Goal of the exercise: Reproduce every line of the listing as written, apart from the pictures.

━━━━━━━━

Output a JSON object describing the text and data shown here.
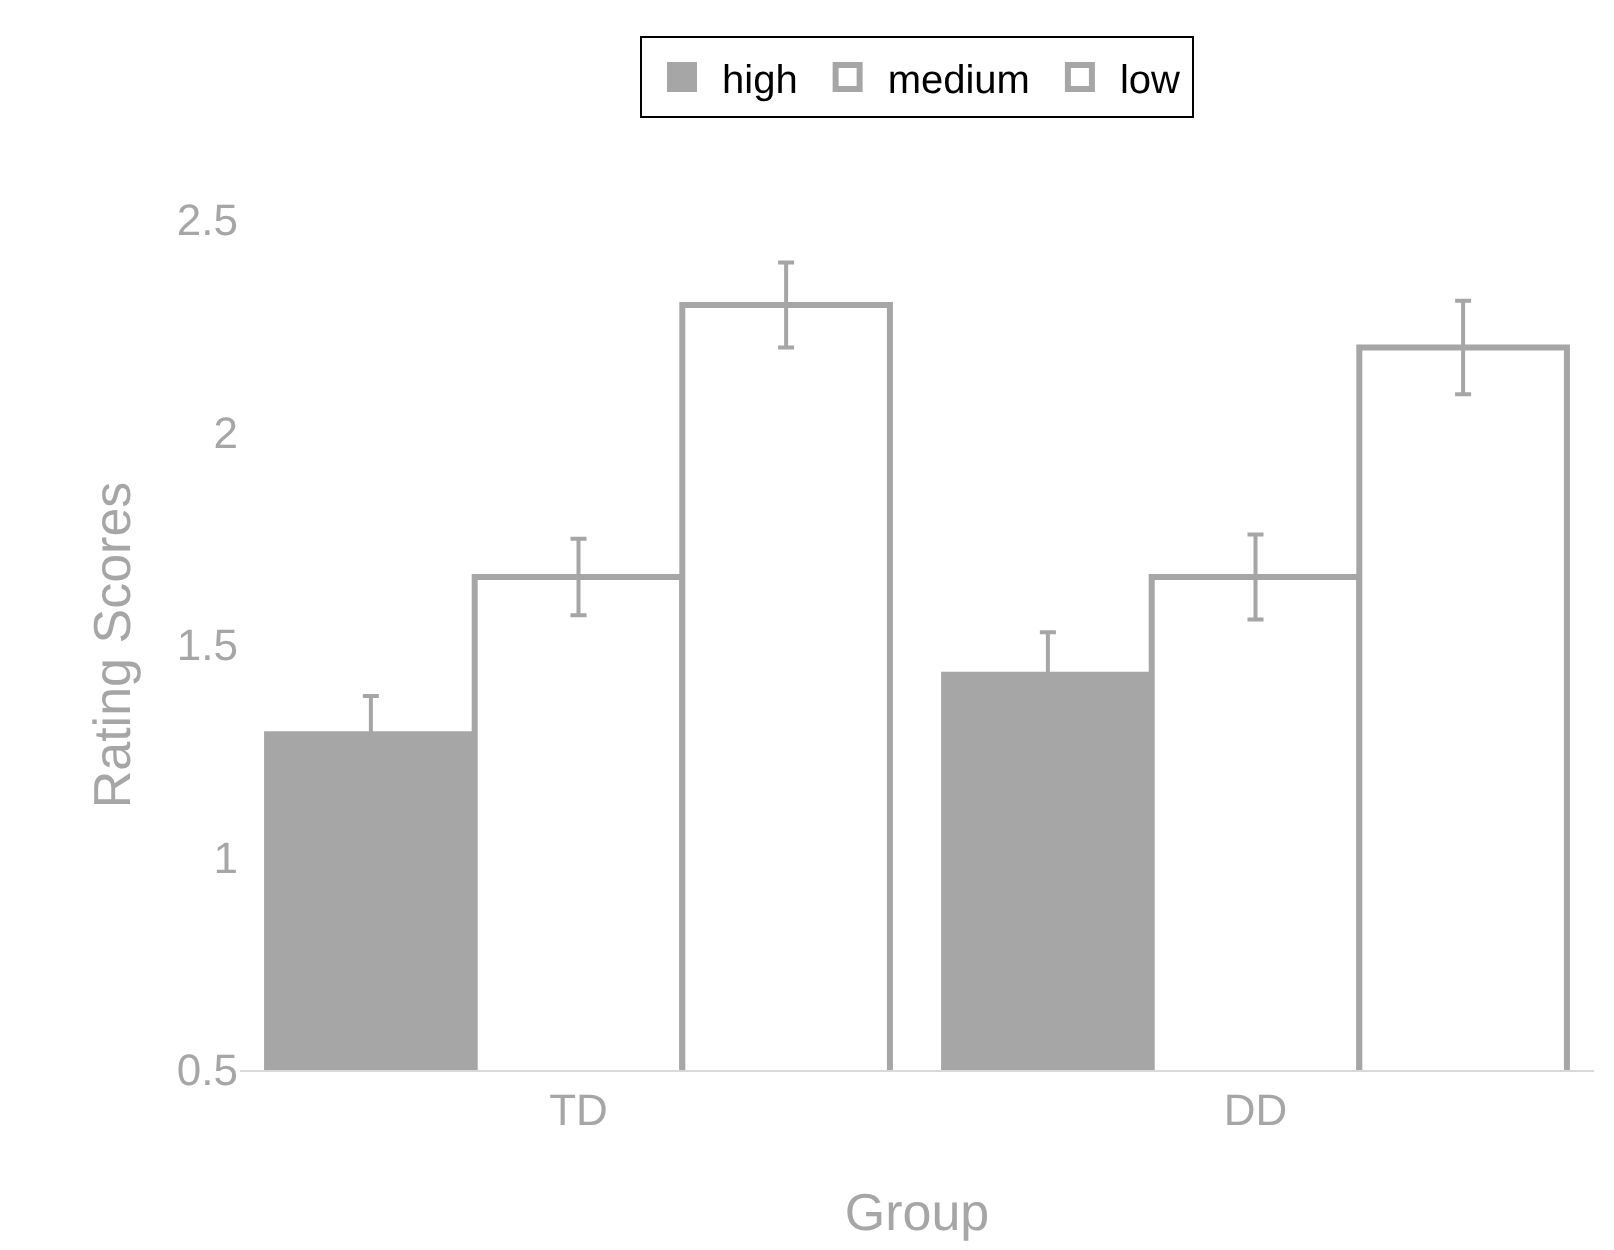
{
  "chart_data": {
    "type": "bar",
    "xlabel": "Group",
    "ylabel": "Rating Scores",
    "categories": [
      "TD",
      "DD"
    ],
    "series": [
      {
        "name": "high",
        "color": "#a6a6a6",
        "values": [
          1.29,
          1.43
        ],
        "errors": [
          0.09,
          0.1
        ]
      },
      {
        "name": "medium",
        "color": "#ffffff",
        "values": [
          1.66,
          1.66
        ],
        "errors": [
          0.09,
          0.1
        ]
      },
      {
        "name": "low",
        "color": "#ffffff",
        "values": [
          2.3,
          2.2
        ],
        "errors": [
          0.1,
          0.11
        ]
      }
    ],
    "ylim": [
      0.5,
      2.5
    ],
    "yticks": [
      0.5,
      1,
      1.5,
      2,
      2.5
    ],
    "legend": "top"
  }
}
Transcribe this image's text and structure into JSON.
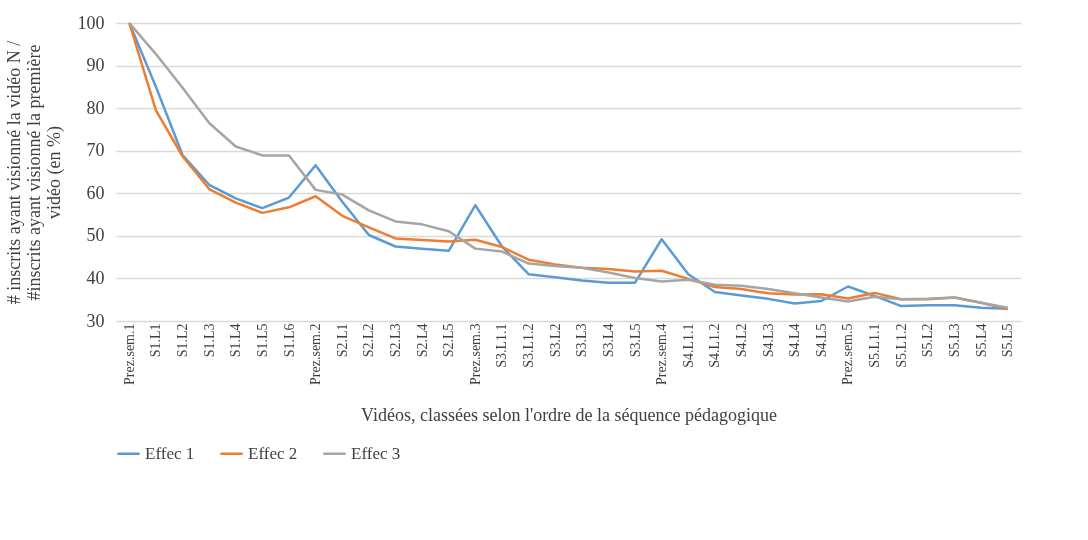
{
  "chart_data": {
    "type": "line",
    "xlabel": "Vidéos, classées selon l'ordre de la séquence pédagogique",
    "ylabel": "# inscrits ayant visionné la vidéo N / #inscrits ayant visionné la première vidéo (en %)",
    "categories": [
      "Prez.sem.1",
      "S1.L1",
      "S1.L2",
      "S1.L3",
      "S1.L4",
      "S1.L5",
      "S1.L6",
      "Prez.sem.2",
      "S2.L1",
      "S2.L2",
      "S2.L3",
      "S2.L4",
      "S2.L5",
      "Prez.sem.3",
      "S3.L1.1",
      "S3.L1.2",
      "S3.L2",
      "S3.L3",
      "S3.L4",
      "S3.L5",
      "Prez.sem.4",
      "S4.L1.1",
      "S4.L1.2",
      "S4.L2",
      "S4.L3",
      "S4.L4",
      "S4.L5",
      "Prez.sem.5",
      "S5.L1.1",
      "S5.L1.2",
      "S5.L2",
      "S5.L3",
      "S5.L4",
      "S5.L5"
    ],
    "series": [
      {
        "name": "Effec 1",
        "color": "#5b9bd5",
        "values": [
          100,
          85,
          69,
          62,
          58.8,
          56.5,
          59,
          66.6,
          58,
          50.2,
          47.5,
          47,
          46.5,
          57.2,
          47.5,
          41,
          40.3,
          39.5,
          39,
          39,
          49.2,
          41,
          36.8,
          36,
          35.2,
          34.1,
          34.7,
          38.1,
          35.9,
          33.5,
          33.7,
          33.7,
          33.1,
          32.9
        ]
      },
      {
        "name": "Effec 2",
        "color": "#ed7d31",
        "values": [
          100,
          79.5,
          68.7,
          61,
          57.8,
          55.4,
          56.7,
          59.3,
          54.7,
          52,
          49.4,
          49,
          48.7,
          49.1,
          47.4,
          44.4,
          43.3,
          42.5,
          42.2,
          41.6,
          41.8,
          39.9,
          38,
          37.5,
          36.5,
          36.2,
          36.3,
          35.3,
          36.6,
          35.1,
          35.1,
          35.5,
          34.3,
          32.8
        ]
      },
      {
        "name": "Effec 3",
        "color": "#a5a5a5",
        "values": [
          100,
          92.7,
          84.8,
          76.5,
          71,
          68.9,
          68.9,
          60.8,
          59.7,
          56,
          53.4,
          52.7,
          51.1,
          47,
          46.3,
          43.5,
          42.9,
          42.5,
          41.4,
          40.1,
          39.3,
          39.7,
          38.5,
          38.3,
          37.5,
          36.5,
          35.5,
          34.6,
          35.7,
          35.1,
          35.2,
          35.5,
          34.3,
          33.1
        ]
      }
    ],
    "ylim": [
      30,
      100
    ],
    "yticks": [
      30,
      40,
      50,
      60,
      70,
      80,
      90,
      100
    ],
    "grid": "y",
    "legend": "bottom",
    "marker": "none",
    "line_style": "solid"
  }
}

━━━━━━━━

Output:
Output a JSON object describing the text and data shown here.
{
  "chart_data": {
    "type": "bar",
    "xlabel": "Group",
    "ylabel": "Rating Scores",
    "categories": [
      "TD",
      "DD"
    ],
    "series": [
      {
        "name": "high",
        "color": "#a6a6a6",
        "values": [
          1.29,
          1.43
        ],
        "errors": [
          0.09,
          0.1
        ]
      },
      {
        "name": "medium",
        "color": "#ffffff",
        "values": [
          1.66,
          1.66
        ],
        "errors": [
          0.09,
          0.1
        ]
      },
      {
        "name": "low",
        "color": "#ffffff",
        "values": [
          2.3,
          2.2
        ],
        "errors": [
          0.1,
          0.11
        ]
      }
    ],
    "ylim": [
      0.5,
      2.5
    ],
    "yticks": [
      0.5,
      1,
      1.5,
      2,
      2.5
    ],
    "legend": "top"
  }
}
Transcribe this image's text and structure into JSON.
{
  "chart_data": {
    "type": "line",
    "xlabel": "Vidéos, classées selon l'ordre de la séquence pédagogique",
    "ylabel": "# inscrits ayant visionné la vidéo N / #inscrits ayant visionné la première vidéo (en %)",
    "categories": [
      "Prez.sem.1",
      "S1.L1",
      "S1.L2",
      "S1.L3",
      "S1.L4",
      "S1.L5",
      "S1.L6",
      "Prez.sem.2",
      "S2.L1",
      "S2.L2",
      "S2.L3",
      "S2.L4",
      "S2.L5",
      "Prez.sem.3",
      "S3.L1.1",
      "S3.L1.2",
      "S3.L2",
      "S3.L3",
      "S3.L4",
      "S3.L5",
      "Prez.sem.4",
      "S4.L1.1",
      "S4.L1.2",
      "S4.L2",
      "S4.L3",
      "S4.L4",
      "S4.L5",
      "Prez.sem.5",
      "S5.L1.1",
      "S5.L1.2",
      "S5.L2",
      "S5.L3",
      "S5.L4",
      "S5.L5"
    ],
    "series": [
      {
        "name": "Effec 1",
        "color": "#5b9bd5",
        "values": [
          100,
          85,
          69,
          62,
          58.8,
          56.5,
          59,
          66.6,
          58,
          50.2,
          47.5,
          47,
          46.5,
          57.2,
          47.5,
          41,
          40.3,
          39.5,
          39,
          39,
          49.2,
          41,
          36.8,
          36,
          35.2,
          34.1,
          34.7,
          38.1,
          35.9,
          33.5,
          33.7,
          33.7,
          33.1,
          32.9
        ]
      },
      {
        "name": "Effec 2",
        "color": "#ed7d31",
        "values": [
          100,
          79.5,
          68.7,
          61,
          57.8,
          55.4,
          56.7,
          59.3,
          54.7,
          52,
          49.4,
          49,
          48.7,
          49.1,
          47.4,
          44.4,
          43.3,
          42.5,
          42.2,
          41.6,
          41.8,
          39.9,
          38,
          37.5,
          36.5,
          36.2,
          36.3,
          35.3,
          36.6,
          35.1,
          35.1,
          35.5,
          34.3,
          32.8
        ]
      },
      {
        "name": "Effec 3",
        "color": "#a5a5a5",
        "values": [
          100,
          92.7,
          84.8,
          76.5,
          71,
          68.9,
          68.9,
          60.8,
          59.7,
          56,
          53.4,
          52.7,
          51.1,
          47,
          46.3,
          43.5,
          42.9,
          42.5,
          41.4,
          40.1,
          39.3,
          39.7,
          38.5,
          38.3,
          37.5,
          36.5,
          35.5,
          34.6,
          35.7,
          35.1,
          35.2,
          35.5,
          34.3,
          33.1
        ]
      }
    ],
    "ylim": [
      30,
      100
    ],
    "yticks": [
      30,
      40,
      50,
      60,
      70,
      80,
      90,
      100
    ],
    "grid": "y",
    "legend": "bottom",
    "marker": "none",
    "line_style": "solid"
  }
}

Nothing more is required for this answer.